• [Task]:
Copy, from the entries below, each line where the word "ĐSHN" can be found.

(Dataset items)
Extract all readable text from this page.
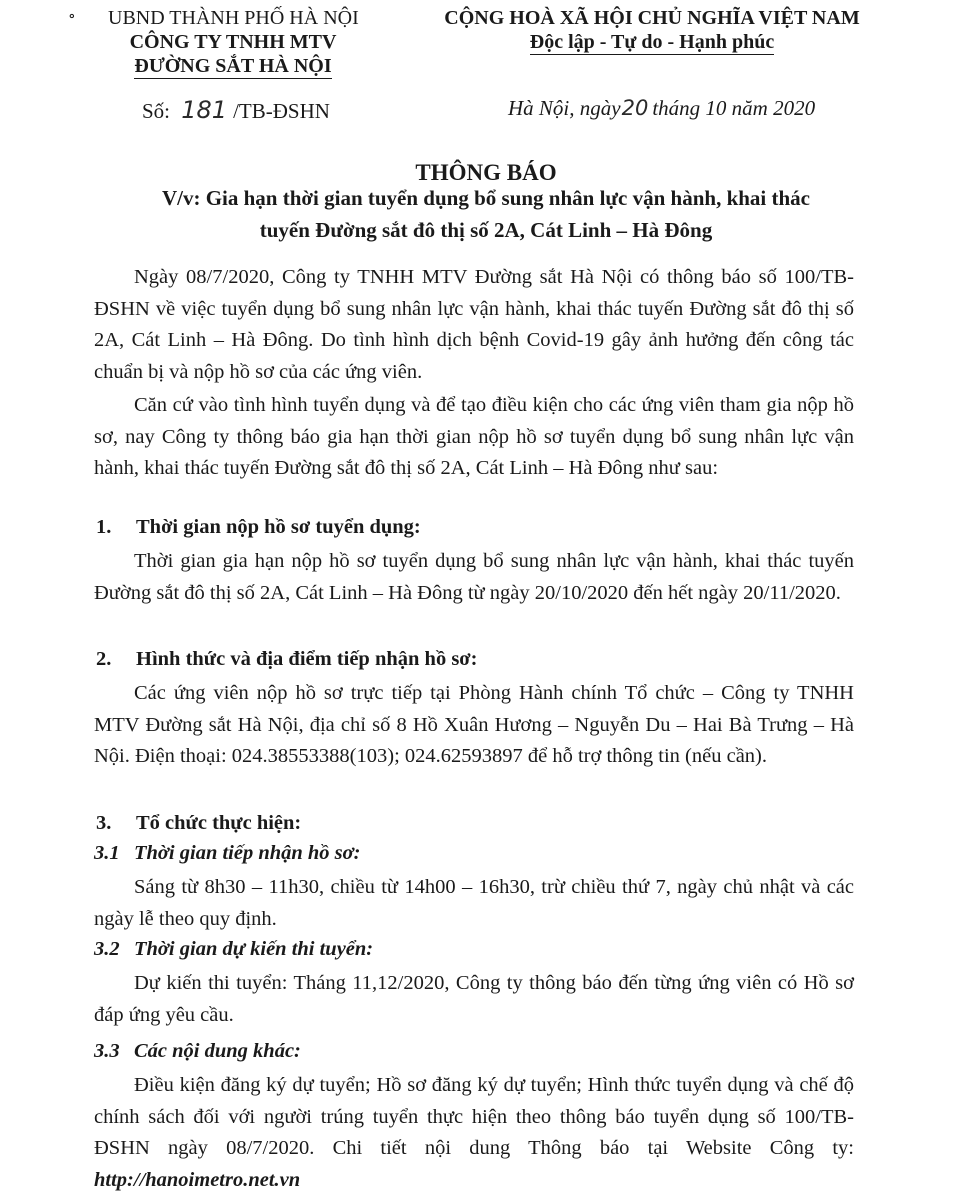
∘ UBND THÀNH PHỐ HÀ NỘI
CÔNG TY TNHH MTV
ĐƯỜNG SẮT HÀ NỘI
CỘNG HOÀ XÃ HỘI CHỦ NGHĨA VIỆT NAM
Độc lập - Tự do - Hạnh phúc
Số: 181 /TB-ĐSHN	Hà Nội, ngày20 tháng 10 năm 2020
THÔNG BÁO
V/v: Gia hạn thời gian tuyển dụng bổ sung nhân lực vận hành, khai thác
tuyến Đường sắt đô thị số 2A, Cát Linh – Hà Đông

Ngày 08/7/2020, Công ty TNHH MTV Đường sắt Hà Nội có thông báo số 100/TB-ĐSHN về việc tuyển dụng bổ sung nhân lực vận hành, khai thác tuyến Đường sắt đô thị số 2A, Cát Linh – Hà Đông. Do tình hình dịch bệnh Covid-19 gây ảnh hưởng đến công tác chuẩn bị và nộp hồ sơ của các ứng viên.

Căn cứ vào tình hình tuyển dụng và để tạo điều kiện cho các ứng viên tham gia nộp hồ sơ, nay Công ty thông báo gia hạn thời gian nộp hồ sơ tuyển dụng bổ sung nhân lực vận hành, khai thác tuyến Đường sắt đô thị số 2A, Cát Linh – Hà Đông như sau:

1. Thời gian nộp hồ sơ tuyển dụng:

Thời gian gia hạn nộp hồ sơ tuyển dụng bổ sung nhân lực vận hành, khai thác tuyến Đường sắt đô thị số 2A, Cát Linh – Hà Đông từ ngày 20/10/2020 đến hết ngày 20/11/2020.

2. Hình thức và địa điểm tiếp nhận hồ sơ:

Các ứng viên nộp hồ sơ trực tiếp tại Phòng Hành chính Tổ chức – Công ty TNHH MTV Đường sắt Hà Nội, địa chỉ số 8 Hồ Xuân Hương – Nguyễn Du – Hai Bà Trưng – Hà Nội. Điện thoại: 024.38553388(103); 024.62593897 để hỗ trợ thông tin (nếu cần).

3. Tổ chức thực hiện:
3.1 Thời gian tiếp nhận hồ sơ:

Sáng từ 8h30 – 11h30, chiều từ 14h00 – 16h30, trừ chiều thứ 7, ngày chủ nhật và các ngày lễ theo quy định.

3.2 Thời gian dự kiến thi tuyển:

Dự kiến thi tuyển: Tháng 11,12/2020, Công ty thông báo đến từng ứng viên có Hồ sơ đáp ứng yêu cầu.

3.3 Các nội dung khác:

Điều kiện đăng ký dự tuyển; Hồ sơ đăng ký dự tuyển; Hình thức tuyển dụng và chế độ chính sách đối với người trúng tuyển thực hiện theo thông báo tuyển dụng số 100/TB-ĐSHN ngày 08/7/2020. Chi tiết nội dung Thông báo tại Website Công ty: http://hanoimetro.net.vn
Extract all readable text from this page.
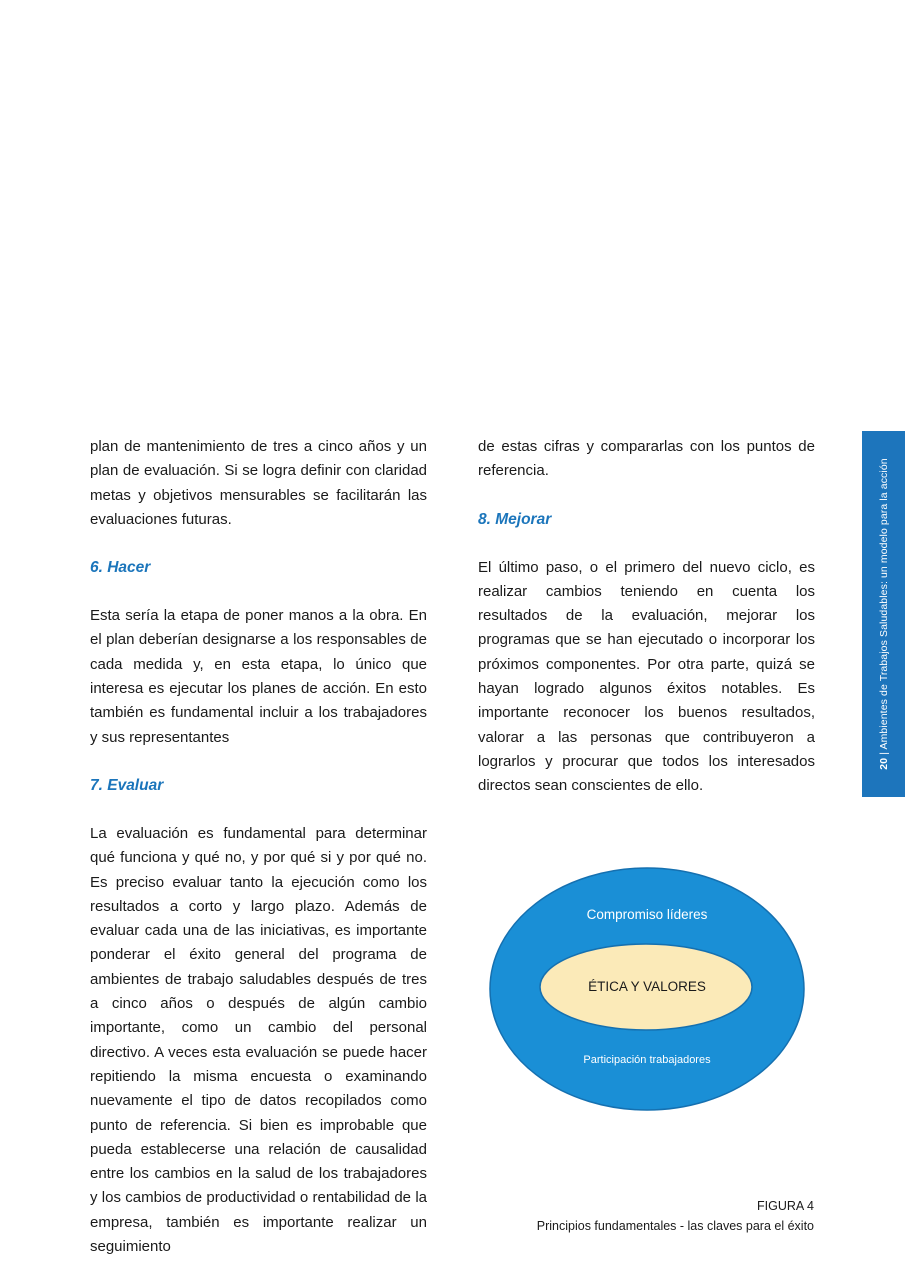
plan de mantenimiento de tres a cinco años y un plan de evaluación. Si se logra definir con claridad metas y objetivos mensurables se facilitarán las evaluaciones futuras.

6. Hacer

Esta sería la etapa de poner manos a la obra. En el plan deberían designarse a los responsables de cada medida y, en esta etapa, lo único que interesa es ejecutar los planes de acción. En esto también es fundamental incluir a los trabajadores y sus representantes

7. Evaluar

La evaluación es fundamental para determinar qué funciona y qué no, y por qué si y por qué no. Es preciso evaluar tanto la ejecución como los resultados a corto y largo plazo. Además de evaluar cada una de las iniciativas, es importante ponderar el éxito general del programa de ambientes de trabajo saludables después de tres a cinco años o después de algún cambio importante, como un cambio del personal directivo. A veces esta evaluación se puede hacer repitiendo la misma encuesta o examinando nuevamente el tipo de datos recopilados como punto de referencia. Si bien es improbable que pueda establecerse una relación de causalidad entre los cambios en la salud de los trabajadores y los cambios de productividad o rentabilidad de la empresa, también es importante realizar un seguimiento

de estas cifras y compararlas con los puntos de referencia.

8. Mejorar

El último paso, o el primero del nuevo ciclo, es realizar cambios teniendo en cuenta los resultados de la evaluación, mejorar los programas que se han ejecutado o incorporar los próximos componentes. Por otra parte, quizá se hayan logrado algunos éxitos notables. Es importante reconocer los buenos resultados, valorar a las personas que contribuyeron a lograrlos y procurar que todos los interesados directos sean conscientes de ello.

Compromiso líderes
ÉTICA Y VALORES
Participación trabajadores
FIGURA 4
Principios fundamentales - las claves para el éxito
20 | Ambientes de Trabajos Saludables: un modelo para la acción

• [Written response]:
Số: 181 /TB-ĐSHN	Hà Nội, ngày20 tháng 10 năm 2020
Ngày 08/7/2020, Công ty TNHH MTV Đường sắt Hà Nội có thông báo số 100/TB-ĐSHN về việc tuyển dụng bổ sung nhân lực vận hành, khai thác tuyến Đường sắt đô thị số 2A, Cát Linh – Hà Đông. Do tình hình dịch bệnh Covid-19 gây ảnh hưởng đến công tác chuẩn bị và nộp hồ sơ của các ứng viên.
Điều kiện đăng ký dự tuyển; Hồ sơ đăng ký dự tuyển; Hình thức tuyển dụng và chế độ chính sách đối với người trúng tuyển thực hiện theo thông báo tuyển dụng số 100/TB-ĐSHN ngày 08/7/2020. Chi tiết nội dung Thông báo tại Website Công ty: http://hanoimetro.net.vn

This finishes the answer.